GOAL OF THE EXERCISE
Please return each of the items below word for word, changing nothing.

GIVEN DATA
————————

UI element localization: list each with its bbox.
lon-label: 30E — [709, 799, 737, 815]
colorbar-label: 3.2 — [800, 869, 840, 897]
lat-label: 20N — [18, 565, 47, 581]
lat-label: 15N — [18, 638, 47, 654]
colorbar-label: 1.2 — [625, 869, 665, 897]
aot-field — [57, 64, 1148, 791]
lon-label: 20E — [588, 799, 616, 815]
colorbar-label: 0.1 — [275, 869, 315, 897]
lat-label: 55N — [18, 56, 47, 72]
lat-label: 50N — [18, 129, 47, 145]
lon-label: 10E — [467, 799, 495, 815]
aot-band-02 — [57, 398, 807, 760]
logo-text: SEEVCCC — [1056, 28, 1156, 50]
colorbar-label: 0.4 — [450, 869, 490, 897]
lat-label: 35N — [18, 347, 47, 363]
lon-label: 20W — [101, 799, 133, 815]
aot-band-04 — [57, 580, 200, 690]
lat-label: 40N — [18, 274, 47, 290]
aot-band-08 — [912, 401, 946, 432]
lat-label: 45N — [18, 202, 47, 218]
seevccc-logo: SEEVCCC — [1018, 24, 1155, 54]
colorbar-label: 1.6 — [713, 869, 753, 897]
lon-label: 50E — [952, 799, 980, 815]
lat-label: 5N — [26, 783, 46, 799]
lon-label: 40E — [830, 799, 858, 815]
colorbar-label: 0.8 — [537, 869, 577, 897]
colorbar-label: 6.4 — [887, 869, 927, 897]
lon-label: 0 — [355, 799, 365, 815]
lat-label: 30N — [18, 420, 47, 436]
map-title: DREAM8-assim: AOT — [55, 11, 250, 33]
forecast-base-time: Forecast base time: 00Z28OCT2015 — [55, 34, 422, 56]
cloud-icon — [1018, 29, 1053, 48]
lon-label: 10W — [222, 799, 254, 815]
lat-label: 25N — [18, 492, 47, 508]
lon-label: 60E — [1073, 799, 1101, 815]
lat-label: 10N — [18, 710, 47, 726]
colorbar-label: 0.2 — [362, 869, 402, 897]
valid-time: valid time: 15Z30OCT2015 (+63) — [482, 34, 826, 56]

————————

EXERCISE RESULT
UI element localization: list each with its bbox.
lon-label: 30E — [709, 799, 737, 815]
colorbar-label: 3.2 — [800, 869, 840, 897]
lat-label: 20N — [18, 565, 47, 581]
lat-label: 15N — [18, 638, 47, 654]
colorbar-label: 1.2 — [625, 869, 665, 897]
aot-field — [57, 64, 1148, 791]
lon-label: 20E — [588, 799, 616, 815]
colorbar-label: 0.1 — [275, 869, 315, 897]
lat-label: 55N — [18, 56, 47, 72]
lat-label: 50N — [18, 129, 47, 145]
lon-label: 10E — [467, 799, 495, 815]
aot-band-02 — [57, 398, 807, 760]
logo-text: SEEVCCC — [1056, 28, 1156, 50]
colorbar-label: 0.4 — [450, 869, 490, 897]
lat-label: 35N — [18, 347, 47, 363]
lon-label: 20W — [101, 799, 133, 815]
aot-band-04 — [57, 580, 200, 690]
lat-label: 40N — [18, 274, 47, 290]
aot-band-08 — [912, 401, 946, 432]
lat-label: 45N — [18, 202, 47, 218]
seevccc-logo: SEEVCCC — [1018, 24, 1155, 54]
colorbar-label: 1.6 — [713, 869, 753, 897]
lon-label: 50E — [952, 799, 980, 815]
lat-label: 5N — [26, 783, 46, 799]
lon-label: 40E — [830, 799, 858, 815]
colorbar-label: 0.8 — [537, 869, 577, 897]
colorbar-label: 6.4 — [887, 869, 927, 897]
lon-label: 0 — [355, 799, 365, 815]
lat-label: 30N — [18, 420, 47, 436]
map-title: DREAM8-assim: AOT — [55, 11, 250, 33]
forecast-base-time: Forecast base time: 00Z28OCT2015 — [55, 34, 422, 56]
cloud-icon — [1018, 29, 1053, 48]
lon-label: 10W — [222, 799, 254, 815]
lat-label: 25N — [18, 492, 47, 508]
lon-label: 60E — [1073, 799, 1101, 815]
lat-label: 10N — [18, 710, 47, 726]
colorbar-label: 0.2 — [362, 869, 402, 897]
valid-time: valid time: 15Z30OCT2015 (+63) — [482, 34, 826, 56]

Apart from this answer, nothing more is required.